## DIRECTION
Write out the material exactly. Do not include the pictures.

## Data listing
********

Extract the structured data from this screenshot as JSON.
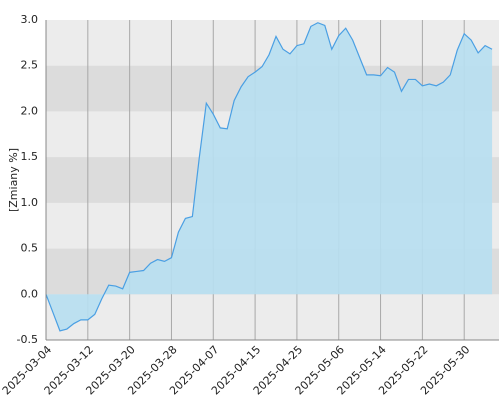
{
  "chart_data": {
    "type": "area",
    "y_label": "[Zmiany %]",
    "categories": [
      "2025-03-04",
      null,
      null,
      null,
      null,
      null,
      "2025-03-12",
      null,
      null,
      null,
      null,
      null,
      "2025-03-20",
      null,
      null,
      null,
      null,
      null,
      "2025-03-28",
      null,
      null,
      null,
      null,
      null,
      "2025-04-07",
      null,
      null,
      null,
      null,
      null,
      "2025-04-15",
      null,
      null,
      null,
      null,
      null,
      "2025-04-25",
      null,
      null,
      null,
      null,
      null,
      "2025-05-06",
      null,
      null,
      null,
      null,
      null,
      "2025-05-14",
      null,
      null,
      null,
      null,
      null,
      "2025-05-22",
      null,
      null,
      null,
      null,
      null,
      "2025-05-30",
      null,
      null,
      null,
      null
    ],
    "values": [
      0.0,
      -0.2,
      -0.4,
      -0.38,
      -0.32,
      -0.28,
      -0.28,
      -0.22,
      -0.05,
      0.1,
      0.09,
      0.06,
      0.24,
      0.25,
      0.26,
      0.34,
      0.38,
      0.36,
      0.4,
      0.68,
      0.83,
      0.85,
      1.5,
      2.09,
      1.97,
      1.82,
      1.81,
      2.12,
      2.27,
      2.38,
      2.43,
      2.49,
      2.62,
      2.82,
      2.68,
      2.63,
      2.72,
      2.74,
      2.93,
      2.97,
      2.94,
      2.68,
      2.83,
      2.91,
      2.78,
      2.59,
      2.4,
      2.4,
      2.39,
      2.48,
      2.43,
      2.22,
      2.35,
      2.35,
      2.28,
      2.3,
      2.28,
      2.32,
      2.4,
      2.67,
      2.85,
      2.78,
      2.64,
      2.72,
      2.68
    ],
    "color": "#4a9fe3",
    "ylim": [
      -0.5,
      3.0
    ],
    "yticks": [
      -0.5,
      {
        "value": 0.0,
        "label": "0.0"
      },
      0.5,
      {
        "value": 1.0,
        "label": "1.0"
      },
      1.5,
      {
        "value": 2.0,
        "label": "2.0"
      },
      2.5,
      {
        "value": 3.0,
        "label": "3.0"
      }
    ],
    "grid": true
  }
}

********

## EXERCISE RESPONSE
Extract the structured data from this screenshot as JSON.
{
  "chart_data": {
    "type": "area",
    "y_label": "[Zmiany %]",
    "categories": [
      "2025-03-04",
      null,
      null,
      null,
      null,
      null,
      "2025-03-12",
      null,
      null,
      null,
      null,
      null,
      "2025-03-20",
      null,
      null,
      null,
      null,
      null,
      "2025-03-28",
      null,
      null,
      null,
      null,
      null,
      "2025-04-07",
      null,
      null,
      null,
      null,
      null,
      "2025-04-15",
      null,
      null,
      null,
      null,
      null,
      "2025-04-25",
      null,
      null,
      null,
      null,
      null,
      "2025-05-06",
      null,
      null,
      null,
      null,
      null,
      "2025-05-14",
      null,
      null,
      null,
      null,
      null,
      "2025-05-22",
      null,
      null,
      null,
      null,
      null,
      "2025-05-30",
      null,
      null,
      null,
      null
    ],
    "values": [
      0.0,
      -0.2,
      -0.4,
      -0.38,
      -0.32,
      -0.28,
      -0.28,
      -0.22,
      -0.05,
      0.1,
      0.09,
      0.06,
      0.24,
      0.25,
      0.26,
      0.34,
      0.38,
      0.36,
      0.4,
      0.68,
      0.83,
      0.85,
      1.5,
      2.09,
      1.97,
      1.82,
      1.81,
      2.12,
      2.27,
      2.38,
      2.43,
      2.49,
      2.62,
      2.82,
      2.68,
      2.63,
      2.72,
      2.74,
      2.93,
      2.97,
      2.94,
      2.68,
      2.83,
      2.91,
      2.78,
      2.59,
      2.4,
      2.4,
      2.39,
      2.48,
      2.43,
      2.22,
      2.35,
      2.35,
      2.28,
      2.3,
      2.28,
      2.32,
      2.4,
      2.67,
      2.85,
      2.78,
      2.64,
      2.72,
      2.68
    ],
    "color": "#4a9fe3",
    "ylim": [
      -0.5,
      3.0
    ],
    "yticks": [
      -0.5,
      {
        "value": 0.0,
        "label": "0.0"
      },
      0.5,
      {
        "value": 1.0,
        "label": "1.0"
      },
      1.5,
      {
        "value": 2.0,
        "label": "2.0"
      },
      2.5,
      {
        "value": 3.0,
        "label": "3.0"
      }
    ],
    "grid": true
  }
}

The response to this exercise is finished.